## [What needs to be done]
Please transcribe every record below exactly as it appears.

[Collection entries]
──────────────────────────────
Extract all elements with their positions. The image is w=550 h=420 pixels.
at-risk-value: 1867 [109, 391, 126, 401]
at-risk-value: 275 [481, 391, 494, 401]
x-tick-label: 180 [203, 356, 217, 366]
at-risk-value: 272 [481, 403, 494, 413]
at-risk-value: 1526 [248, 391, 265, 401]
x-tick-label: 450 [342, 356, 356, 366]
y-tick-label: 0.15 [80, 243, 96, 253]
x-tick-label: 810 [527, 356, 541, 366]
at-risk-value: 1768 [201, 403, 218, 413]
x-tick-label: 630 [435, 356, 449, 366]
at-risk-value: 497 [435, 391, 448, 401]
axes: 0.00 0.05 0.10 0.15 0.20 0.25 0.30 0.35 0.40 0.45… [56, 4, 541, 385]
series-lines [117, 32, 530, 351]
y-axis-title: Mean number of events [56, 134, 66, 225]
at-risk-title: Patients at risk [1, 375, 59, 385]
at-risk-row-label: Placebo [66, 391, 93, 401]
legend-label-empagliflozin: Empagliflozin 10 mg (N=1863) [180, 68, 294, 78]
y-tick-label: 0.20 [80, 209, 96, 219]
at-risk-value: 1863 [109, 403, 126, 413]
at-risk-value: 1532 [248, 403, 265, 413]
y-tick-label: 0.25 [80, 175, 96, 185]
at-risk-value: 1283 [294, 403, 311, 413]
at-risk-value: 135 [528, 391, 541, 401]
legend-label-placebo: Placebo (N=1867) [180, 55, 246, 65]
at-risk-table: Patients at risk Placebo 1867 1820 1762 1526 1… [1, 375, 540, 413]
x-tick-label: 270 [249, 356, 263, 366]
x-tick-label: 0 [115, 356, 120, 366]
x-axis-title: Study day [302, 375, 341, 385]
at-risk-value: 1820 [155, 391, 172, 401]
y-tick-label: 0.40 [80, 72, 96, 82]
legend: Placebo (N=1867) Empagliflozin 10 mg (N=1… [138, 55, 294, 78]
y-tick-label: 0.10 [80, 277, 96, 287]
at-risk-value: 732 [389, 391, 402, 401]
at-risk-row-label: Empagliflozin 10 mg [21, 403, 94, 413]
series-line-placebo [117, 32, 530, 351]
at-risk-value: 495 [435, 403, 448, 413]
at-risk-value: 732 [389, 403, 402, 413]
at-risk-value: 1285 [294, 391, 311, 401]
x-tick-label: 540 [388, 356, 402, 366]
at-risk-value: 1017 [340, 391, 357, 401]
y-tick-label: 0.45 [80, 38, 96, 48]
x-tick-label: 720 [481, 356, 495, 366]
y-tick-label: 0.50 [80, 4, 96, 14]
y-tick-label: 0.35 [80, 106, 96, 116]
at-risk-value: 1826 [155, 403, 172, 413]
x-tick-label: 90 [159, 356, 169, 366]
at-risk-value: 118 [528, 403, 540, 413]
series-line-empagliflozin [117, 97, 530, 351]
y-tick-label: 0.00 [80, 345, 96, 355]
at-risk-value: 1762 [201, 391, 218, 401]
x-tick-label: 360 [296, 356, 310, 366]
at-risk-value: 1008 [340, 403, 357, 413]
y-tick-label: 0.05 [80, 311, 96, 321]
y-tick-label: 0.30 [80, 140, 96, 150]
──────────────────────────────
## [Task output]
Extract all elements with their positions. The image is w=550 h=420 pixels.
at-risk-value: 1867 [109, 391, 126, 401]
at-risk-value: 275 [481, 391, 494, 401]
x-tick-label: 180 [203, 356, 217, 366]
at-risk-value: 272 [481, 403, 494, 413]
at-risk-value: 1526 [248, 391, 265, 401]
x-tick-label: 450 [342, 356, 356, 366]
y-tick-label: 0.15 [80, 243, 96, 253]
x-tick-label: 810 [527, 356, 541, 366]
at-risk-value: 1768 [201, 403, 218, 413]
x-tick-label: 630 [435, 356, 449, 366]
at-risk-value: 497 [435, 391, 448, 401]
axes: 0.00 0.05 0.10 0.15 0.20 0.25 0.30 0.35 0.40 0.45… [56, 4, 541, 385]
series-lines [117, 32, 530, 351]
y-axis-title: Mean number of events [56, 134, 66, 225]
at-risk-title: Patients at risk [1, 375, 59, 385]
at-risk-row-label: Placebo [66, 391, 93, 401]
legend-label-empagliflozin: Empagliflozin 10 mg (N=1863) [180, 68, 294, 78]
y-tick-label: 0.20 [80, 209, 96, 219]
at-risk-value: 1863 [109, 403, 126, 413]
at-risk-value: 1532 [248, 403, 265, 413]
y-tick-label: 0.25 [80, 175, 96, 185]
at-risk-value: 1283 [294, 403, 311, 413]
at-risk-value: 135 [528, 391, 541, 401]
legend-label-placebo: Placebo (N=1867) [180, 55, 246, 65]
at-risk-table: Patients at risk Placebo 1867 1820 1762 1526 1… [1, 375, 540, 413]
x-tick-label: 270 [249, 356, 263, 366]
x-tick-label: 0 [115, 356, 120, 366]
x-axis-title: Study day [302, 375, 341, 385]
at-risk-value: 1820 [155, 391, 172, 401]
y-tick-label: 0.40 [80, 72, 96, 82]
legend: Placebo (N=1867) Empagliflozin 10 mg (N=1… [138, 55, 294, 78]
y-tick-label: 0.10 [80, 277, 96, 287]
at-risk-value: 732 [389, 391, 402, 401]
at-risk-row-label: Empagliflozin 10 mg [21, 403, 94, 413]
series-line-placebo [117, 32, 530, 351]
at-risk-value: 495 [435, 403, 448, 413]
at-risk-value: 732 [389, 403, 402, 413]
at-risk-value: 1285 [294, 391, 311, 401]
x-tick-label: 540 [388, 356, 402, 366]
at-risk-value: 1017 [340, 391, 357, 401]
y-tick-label: 0.45 [80, 38, 96, 48]
x-tick-label: 720 [481, 356, 495, 366]
y-tick-label: 0.50 [80, 4, 96, 14]
y-tick-label: 0.35 [80, 106, 96, 116]
at-risk-value: 1826 [155, 403, 172, 413]
x-tick-label: 90 [159, 356, 169, 366]
at-risk-value: 118 [528, 403, 540, 413]
series-line-empagliflozin [117, 97, 530, 351]
y-tick-label: 0.00 [80, 345, 96, 355]
at-risk-value: 1762 [201, 391, 218, 401]
x-tick-label: 360 [296, 356, 310, 366]
at-risk-value: 1008 [340, 403, 357, 413]
y-tick-label: 0.05 [80, 311, 96, 321]
y-tick-label: 0.30 [80, 140, 96, 150]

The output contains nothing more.